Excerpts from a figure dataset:
__________
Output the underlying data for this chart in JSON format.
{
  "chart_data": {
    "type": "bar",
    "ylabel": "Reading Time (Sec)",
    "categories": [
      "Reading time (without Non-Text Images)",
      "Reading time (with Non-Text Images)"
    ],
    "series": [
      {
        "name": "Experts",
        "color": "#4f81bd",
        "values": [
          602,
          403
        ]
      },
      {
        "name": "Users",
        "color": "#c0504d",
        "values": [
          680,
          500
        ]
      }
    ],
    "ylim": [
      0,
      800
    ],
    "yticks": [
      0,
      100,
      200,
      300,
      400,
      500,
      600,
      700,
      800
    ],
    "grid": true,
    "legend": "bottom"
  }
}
__________
• [WHAT YOU NEED TO DO]: Every line of the material must be returned exactly as it appears.

• [EXPECTED OUTPUT]:
Output the underlying data for this chart in JSON format.
{
  "chart_data": {
    "type": "bar",
    "ylabel": "Reading Time (Sec)",
    "categories": [
      "Reading time (without Non-Text Images)",
      "Reading time (with Non-Text Images)"
    ],
    "series": [
      {
        "name": "Experts",
        "color": "#4f81bd",
        "values": [
          602,
          403
        ]
      },
      {
        "name": "Users",
        "color": "#c0504d",
        "values": [
          680,
          500
        ]
      }
    ],
    "ylim": [
      0,
      800
    ],
    "yticks": [
      0,
      100,
      200,
      300,
      400,
      500,
      600,
      700,
      800
    ],
    "grid": true,
    "legend": "bottom"
  }
}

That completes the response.